[WHAT TO WORK ON] Each line that holds the word "lower" counts once; give the total number of such lines and nothing else.

[PROVIDED INFORMATION]
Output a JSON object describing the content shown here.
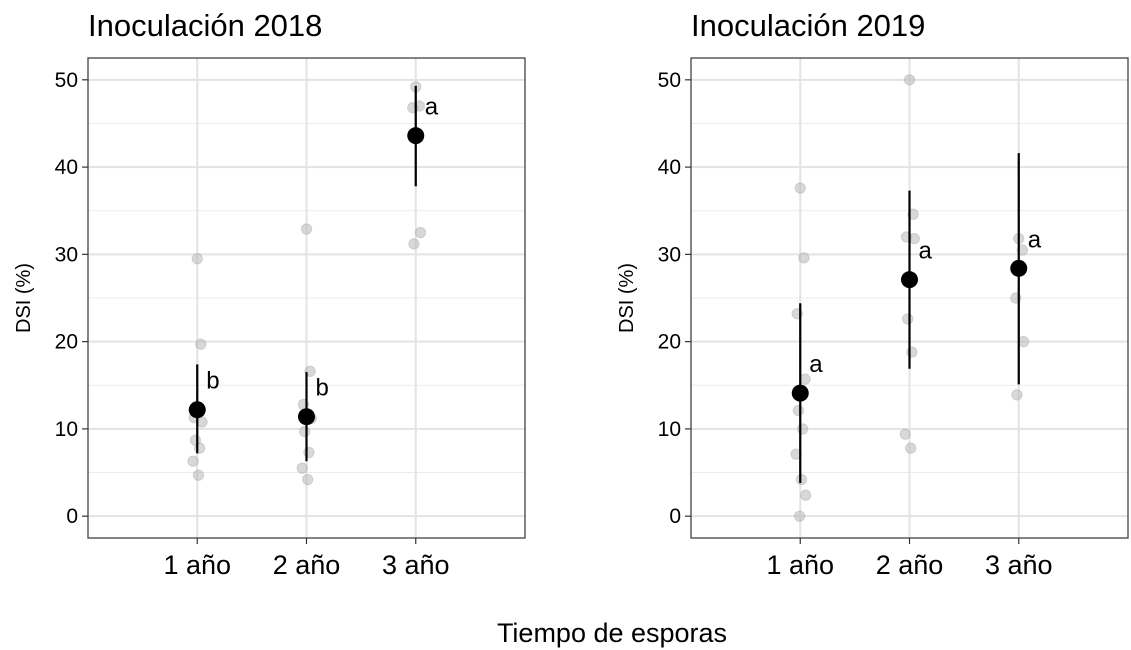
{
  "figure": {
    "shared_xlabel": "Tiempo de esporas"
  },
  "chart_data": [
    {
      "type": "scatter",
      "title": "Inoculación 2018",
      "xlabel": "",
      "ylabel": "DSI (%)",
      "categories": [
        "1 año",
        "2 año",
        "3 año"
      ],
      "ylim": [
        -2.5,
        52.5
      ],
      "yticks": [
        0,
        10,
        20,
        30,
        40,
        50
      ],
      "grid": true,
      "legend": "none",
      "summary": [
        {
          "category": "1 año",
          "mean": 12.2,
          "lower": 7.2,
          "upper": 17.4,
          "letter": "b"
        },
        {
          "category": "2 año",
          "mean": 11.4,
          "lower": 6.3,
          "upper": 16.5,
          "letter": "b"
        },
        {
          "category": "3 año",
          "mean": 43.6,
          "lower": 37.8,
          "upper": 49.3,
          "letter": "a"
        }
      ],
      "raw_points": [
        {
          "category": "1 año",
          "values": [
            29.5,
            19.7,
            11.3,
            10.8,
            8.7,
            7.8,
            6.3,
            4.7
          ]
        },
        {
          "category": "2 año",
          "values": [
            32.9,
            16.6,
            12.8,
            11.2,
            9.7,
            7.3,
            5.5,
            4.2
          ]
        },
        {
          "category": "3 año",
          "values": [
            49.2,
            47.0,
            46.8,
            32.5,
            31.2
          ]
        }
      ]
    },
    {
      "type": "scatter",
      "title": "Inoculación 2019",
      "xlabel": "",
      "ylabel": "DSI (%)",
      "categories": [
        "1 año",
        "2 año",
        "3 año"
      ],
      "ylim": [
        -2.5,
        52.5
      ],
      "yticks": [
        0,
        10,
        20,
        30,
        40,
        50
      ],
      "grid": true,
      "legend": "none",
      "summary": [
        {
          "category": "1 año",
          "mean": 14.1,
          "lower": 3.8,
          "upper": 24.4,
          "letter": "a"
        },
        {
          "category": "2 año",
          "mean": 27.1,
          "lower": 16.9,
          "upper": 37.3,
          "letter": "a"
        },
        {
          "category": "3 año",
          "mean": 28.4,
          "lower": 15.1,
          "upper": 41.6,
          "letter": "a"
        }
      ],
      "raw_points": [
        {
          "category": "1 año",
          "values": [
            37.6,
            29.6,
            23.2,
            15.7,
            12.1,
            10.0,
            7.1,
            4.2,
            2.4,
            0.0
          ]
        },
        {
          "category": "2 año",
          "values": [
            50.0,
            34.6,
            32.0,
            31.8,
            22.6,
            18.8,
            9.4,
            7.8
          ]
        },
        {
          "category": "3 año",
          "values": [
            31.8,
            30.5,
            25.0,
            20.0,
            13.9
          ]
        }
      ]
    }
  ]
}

[SOLVED PROBLEM] 6